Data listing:
— Begin —
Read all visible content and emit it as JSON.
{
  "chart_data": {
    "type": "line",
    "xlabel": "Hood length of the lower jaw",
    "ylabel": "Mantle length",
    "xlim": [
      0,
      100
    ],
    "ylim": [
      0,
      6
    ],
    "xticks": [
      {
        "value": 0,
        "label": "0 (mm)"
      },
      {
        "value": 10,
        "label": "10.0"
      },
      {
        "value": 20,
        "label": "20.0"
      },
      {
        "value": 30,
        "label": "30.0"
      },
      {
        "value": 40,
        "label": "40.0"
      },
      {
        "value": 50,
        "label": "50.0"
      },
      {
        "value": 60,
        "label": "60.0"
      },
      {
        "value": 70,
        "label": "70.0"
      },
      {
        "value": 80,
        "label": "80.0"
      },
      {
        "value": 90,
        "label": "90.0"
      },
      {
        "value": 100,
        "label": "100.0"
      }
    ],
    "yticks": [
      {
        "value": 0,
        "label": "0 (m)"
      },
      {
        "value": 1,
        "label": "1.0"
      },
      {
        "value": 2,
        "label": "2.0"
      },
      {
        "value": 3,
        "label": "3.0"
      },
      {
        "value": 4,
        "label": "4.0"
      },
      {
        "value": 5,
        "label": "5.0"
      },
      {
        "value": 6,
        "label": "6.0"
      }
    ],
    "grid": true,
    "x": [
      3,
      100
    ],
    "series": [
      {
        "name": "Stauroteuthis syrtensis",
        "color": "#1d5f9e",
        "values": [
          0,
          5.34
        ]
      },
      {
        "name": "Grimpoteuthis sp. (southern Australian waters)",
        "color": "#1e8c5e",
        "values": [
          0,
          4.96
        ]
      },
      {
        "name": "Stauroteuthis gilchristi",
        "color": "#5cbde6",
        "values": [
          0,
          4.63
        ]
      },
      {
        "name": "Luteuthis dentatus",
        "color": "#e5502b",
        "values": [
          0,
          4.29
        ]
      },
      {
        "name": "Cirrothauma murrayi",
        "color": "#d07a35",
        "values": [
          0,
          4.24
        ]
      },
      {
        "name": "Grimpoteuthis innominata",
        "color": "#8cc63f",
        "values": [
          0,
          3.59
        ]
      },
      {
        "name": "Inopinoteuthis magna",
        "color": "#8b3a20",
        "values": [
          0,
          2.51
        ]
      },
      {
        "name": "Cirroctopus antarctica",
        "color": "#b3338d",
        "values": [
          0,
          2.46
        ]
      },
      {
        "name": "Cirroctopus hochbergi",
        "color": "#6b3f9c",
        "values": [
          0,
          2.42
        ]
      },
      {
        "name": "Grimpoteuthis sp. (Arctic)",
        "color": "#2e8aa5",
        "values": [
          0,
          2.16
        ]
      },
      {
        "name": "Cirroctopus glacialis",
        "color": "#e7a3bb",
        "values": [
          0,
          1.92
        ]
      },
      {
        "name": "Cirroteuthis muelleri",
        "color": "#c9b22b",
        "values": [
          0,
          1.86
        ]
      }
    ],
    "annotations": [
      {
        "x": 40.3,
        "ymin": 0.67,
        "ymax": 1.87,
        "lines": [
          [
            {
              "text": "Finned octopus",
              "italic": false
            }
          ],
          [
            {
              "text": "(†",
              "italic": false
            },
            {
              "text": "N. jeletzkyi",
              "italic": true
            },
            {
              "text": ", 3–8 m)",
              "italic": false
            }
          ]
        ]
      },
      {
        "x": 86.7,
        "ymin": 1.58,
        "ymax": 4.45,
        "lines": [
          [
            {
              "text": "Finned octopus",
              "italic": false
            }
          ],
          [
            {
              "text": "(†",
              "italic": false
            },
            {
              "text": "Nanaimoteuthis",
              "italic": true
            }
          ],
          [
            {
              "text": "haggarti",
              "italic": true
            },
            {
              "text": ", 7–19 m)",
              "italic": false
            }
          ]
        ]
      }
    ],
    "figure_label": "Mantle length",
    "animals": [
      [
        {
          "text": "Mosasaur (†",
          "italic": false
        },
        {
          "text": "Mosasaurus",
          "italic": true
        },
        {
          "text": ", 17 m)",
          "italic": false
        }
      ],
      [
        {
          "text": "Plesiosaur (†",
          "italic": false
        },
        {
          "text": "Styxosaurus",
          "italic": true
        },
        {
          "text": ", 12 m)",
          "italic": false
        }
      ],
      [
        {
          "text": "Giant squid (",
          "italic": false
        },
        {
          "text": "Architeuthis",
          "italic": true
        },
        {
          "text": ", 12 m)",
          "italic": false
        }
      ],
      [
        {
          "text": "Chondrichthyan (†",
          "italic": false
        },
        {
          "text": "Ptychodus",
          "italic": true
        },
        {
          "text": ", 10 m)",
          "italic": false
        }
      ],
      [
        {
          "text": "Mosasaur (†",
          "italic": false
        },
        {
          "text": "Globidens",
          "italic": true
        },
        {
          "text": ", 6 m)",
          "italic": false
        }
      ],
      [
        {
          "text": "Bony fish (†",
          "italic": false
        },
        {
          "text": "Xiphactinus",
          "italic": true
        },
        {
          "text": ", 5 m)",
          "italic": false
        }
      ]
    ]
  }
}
— End —
- [WORK TO BE COMPLETED] Every line holding "Stauroteuthis" should be copied out.

- [OUTPUT]
        "name": "Stauroteuthis syrtensis",
        "name": "Stauroteuthis gilchristi",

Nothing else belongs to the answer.